▶ Goal
Reproduce every line of the records below character for character, omitting the pictures themselves.

▶ Extracted entries
....................
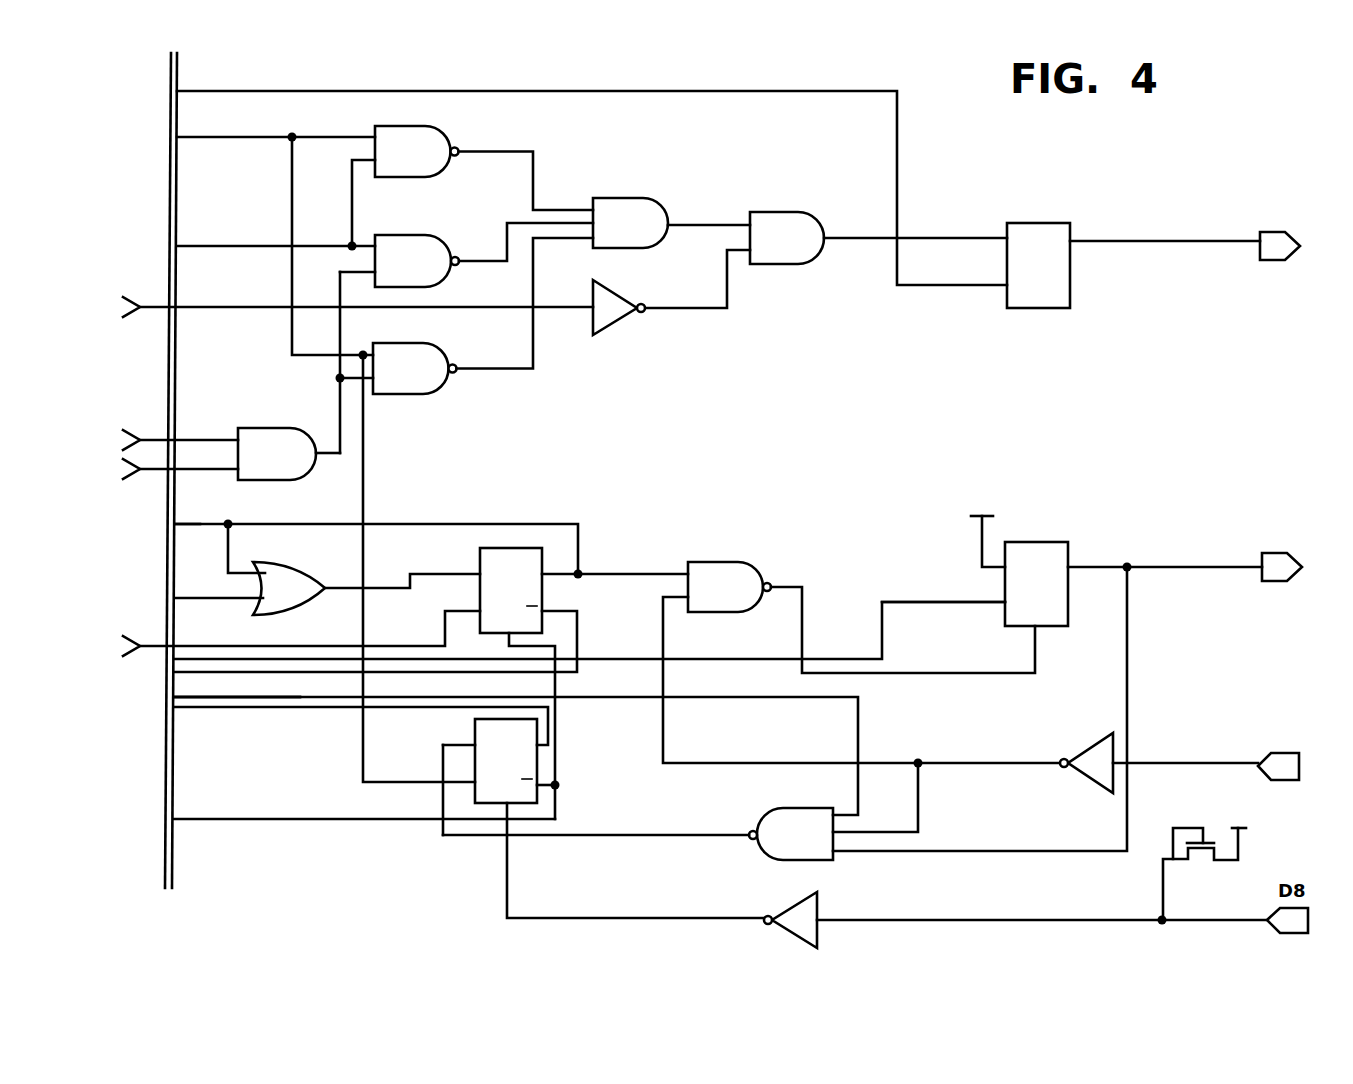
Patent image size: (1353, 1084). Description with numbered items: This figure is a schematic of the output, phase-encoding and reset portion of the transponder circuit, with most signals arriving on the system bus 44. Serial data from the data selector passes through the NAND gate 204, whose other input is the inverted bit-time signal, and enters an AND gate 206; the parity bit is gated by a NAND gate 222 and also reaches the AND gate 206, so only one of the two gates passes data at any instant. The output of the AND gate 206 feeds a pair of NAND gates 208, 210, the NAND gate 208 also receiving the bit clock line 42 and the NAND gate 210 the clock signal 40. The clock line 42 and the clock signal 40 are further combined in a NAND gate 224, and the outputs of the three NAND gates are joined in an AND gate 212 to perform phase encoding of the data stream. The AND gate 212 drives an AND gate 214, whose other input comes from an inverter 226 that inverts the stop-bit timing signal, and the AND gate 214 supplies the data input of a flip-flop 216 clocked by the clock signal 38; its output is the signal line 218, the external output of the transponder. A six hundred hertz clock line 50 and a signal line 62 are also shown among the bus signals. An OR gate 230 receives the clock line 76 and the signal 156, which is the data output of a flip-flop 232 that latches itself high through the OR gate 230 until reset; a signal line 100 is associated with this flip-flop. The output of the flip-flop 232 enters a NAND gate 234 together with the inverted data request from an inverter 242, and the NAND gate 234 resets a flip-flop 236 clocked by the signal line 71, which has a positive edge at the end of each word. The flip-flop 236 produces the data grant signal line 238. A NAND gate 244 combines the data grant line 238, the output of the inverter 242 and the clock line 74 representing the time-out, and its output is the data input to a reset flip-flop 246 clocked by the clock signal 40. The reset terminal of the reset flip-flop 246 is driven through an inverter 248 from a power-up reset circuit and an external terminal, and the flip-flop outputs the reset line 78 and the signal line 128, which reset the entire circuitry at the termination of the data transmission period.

The clock signal 38 is at (902, 113).
The clock signal 40 is at (228, 134).
The clock line 42 is at (222, 243).
The system bus 44 is at (172, 878).
The clock line 50 is at (222, 300).
The signal line 62 is at (147, 639).
The signal line 71 is at (918, 605).
The clock line 74 is at (293, 695).
The clock line 76 is at (189, 601).
The reset line 78 is at (223, 816).
The signal line 100 is at (583, 610).
The signal line 128 is at (222, 708).
The signal 156 is at (583, 523).
The NAND gate 204 is at (160, 480).
The AND gate 206 is at (285, 468).
The NAND gate 208 is at (422, 274).
The NAND gate 210 is at (424, 381).
The AND gate 212 is at (643, 236).
The AND gate 214 is at (802, 251).
The flip-flop 216 is at (1061, 283).
The signal line 218 is at (1243, 236).
The NAND gate 222 is at (149, 433).
The NAND gate 224 is at (428, 161).
The inverter 226 is at (627, 322).
The OR gate 230 is at (305, 600).
The flip-flop 232 is at (527, 605).
The NAND gate 234 is at (737, 598).
The flip-flop 236 is at (1052, 598).
The signal line 238 is at (1226, 561).
The inverter 242 is at (1082, 753).
The NAND gate 244 is at (812, 845).
The reset flip-flop 246 is at (525, 771).
The inverter 248 is at (782, 903).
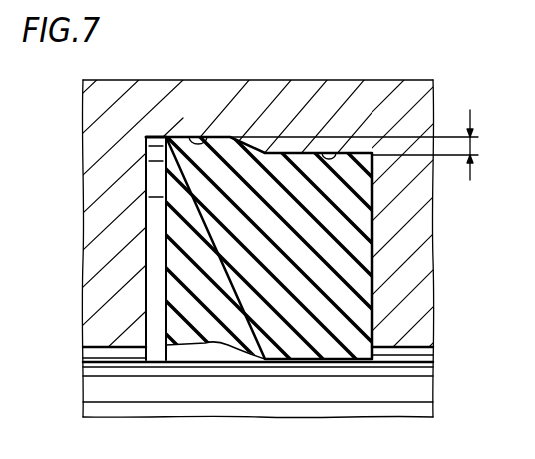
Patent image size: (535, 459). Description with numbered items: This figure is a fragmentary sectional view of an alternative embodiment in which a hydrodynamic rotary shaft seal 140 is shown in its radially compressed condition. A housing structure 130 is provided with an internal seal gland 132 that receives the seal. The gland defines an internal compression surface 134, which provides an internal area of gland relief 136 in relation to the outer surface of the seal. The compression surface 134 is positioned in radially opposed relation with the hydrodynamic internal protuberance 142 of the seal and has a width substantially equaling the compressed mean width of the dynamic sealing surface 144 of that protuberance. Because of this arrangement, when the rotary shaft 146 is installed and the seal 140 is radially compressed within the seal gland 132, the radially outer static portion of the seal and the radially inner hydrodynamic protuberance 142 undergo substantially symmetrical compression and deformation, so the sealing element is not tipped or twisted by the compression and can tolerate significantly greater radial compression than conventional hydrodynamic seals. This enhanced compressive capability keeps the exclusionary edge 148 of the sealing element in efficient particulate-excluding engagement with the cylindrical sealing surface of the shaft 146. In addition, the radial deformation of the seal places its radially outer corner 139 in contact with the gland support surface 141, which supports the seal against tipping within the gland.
....................
▶ Written answer
Patent image size: (1353, 1084). Description with numbered items: This figure is a schematic of the output, phase-encoding and reset portion of the transponder circuit, with most signals arriving on the system bus 44. Serial data from the data selector passes through the NAND gate 204, whose other input is the inverted bit-time signal, and enters an AND gate 206; the parity bit is gated by a NAND gate 222 and also reaches the AND gate 206, so only one of the two gates passes data at any instant. The output of the AND gate 206 feeds a pair of NAND gates 208, 210, the NAND gate 208 also receiving the bit clock line 42 and the NAND gate 210 the clock signal 40. The clock line 42 and the clock signal 40 are further combined in a NAND gate 224, and the outputs of the three NAND gates are joined in an AND gate 212 to perform phase encoding of the data stream. The AND gate 212 drives an AND gate 214, whose other input comes from an inverter 226 that inverts the stop-bit timing signal, and the AND gate 214 supplies the data input of a flip-flop 216 clocked by the clock signal 38; its output is the signal line 218, the external output of the transponder. A six hundred hertz clock line 50 and a signal line 62 are also shown among the bus signals. An OR gate 230 receives the clock line 76 and the signal 156, which is the data output of a flip-flop 232 that latches itself high through the OR gate 230 until reset; a signal line 100 is associated with this flip-flop. The output of the flip-flop 232 enters a NAND gate 234 together with the inverted data request from an inverter 242, and the NAND gate 234 resets a flip-flop 236 clocked by the signal line 71, which has a positive edge at the end of each word. The flip-flop 236 produces the data grant signal line 238. A NAND gate 244 combines the data grant line 238, the output of the inverter 242 and the clock line 74 representing the time-out, and its output is the data input to a reset flip-flop 246 clocked by the clock signal 40. The reset terminal of the reset flip-flop 246 is driven through an inverter 248 from a power-up reset circuit and an external terminal, and the flip-flop outputs the reset line 78 and the signal line 128, which reset the entire circuitry at the termination of the data transmission period.

The clock signal 38 is at (902, 113).
The clock signal 40 is at (228, 134).
The clock line 42 is at (222, 243).
The system bus 44 is at (172, 878).
The clock line 50 is at (222, 300).
The signal line 62 is at (147, 639).
The signal line 71 is at (918, 605).
The clock line 74 is at (293, 695).
The clock line 76 is at (189, 601).
The reset line 78 is at (223, 816).
The signal line 100 is at (583, 610).
The signal line 128 is at (222, 708).
The signal 156 is at (583, 523).
The NAND gate 204 is at (160, 480).
The AND gate 206 is at (285, 468).
The NAND gate 208 is at (422, 274).
The NAND gate 210 is at (424, 381).
The AND gate 212 is at (643, 236).
The AND gate 214 is at (802, 251).
The flip-flop 216 is at (1061, 283).
The signal line 218 is at (1243, 236).
The NAND gate 222 is at (149, 433).
The NAND gate 224 is at (428, 161).
The inverter 226 is at (627, 322).
The OR gate 230 is at (305, 600).
The flip-flop 232 is at (527, 605).
The NAND gate 234 is at (737, 598).
The flip-flop 236 is at (1052, 598).
The signal line 238 is at (1226, 561).
The inverter 242 is at (1082, 753).
The NAND gate 244 is at (812, 845).
The reset flip-flop 246 is at (525, 771).
The inverter 248 is at (782, 903).
Patent image size: (535, 459). Description with numbered items: This figure is a fragmentary sectional view of an alternative embodiment in which a hydrodynamic rotary shaft seal 140 is shown in its radially compressed condition. A housing structure 130 is provided with an internal seal gland 132 that receives the seal. The gland defines an internal compression surface 134, which provides an internal area of gland relief 136 in relation to the outer surface of the seal. The compression surface 134 is positioned in radially opposed relation with the hydrodynamic internal protuberance 142 of the seal and has a width substantially equaling the compressed mean width of the dynamic sealing surface 144 of that protuberance. Because of this arrangement, when the rotary shaft 146 is installed and the seal 140 is radially compressed within the seal gland 132, the radially outer static portion of the seal and the radially inner hydrodynamic protuberance 142 undergo substantially symmetrical compression and deformation, so the sealing element is not tipped or twisted by the compression and can tolerate significantly greater radial compression than conventional hydrodynamic seals. This enhanced compressive capability keeps the exclusionary edge 148 of the sealing element in efficient particulate-excluding engagement with the cylindrical sealing surface of the shaft 146. In addition, the radial deformation of the seal places its radially outer corner 139 in contact with the gland support surface 141, which supports the seal against tipping within the gland.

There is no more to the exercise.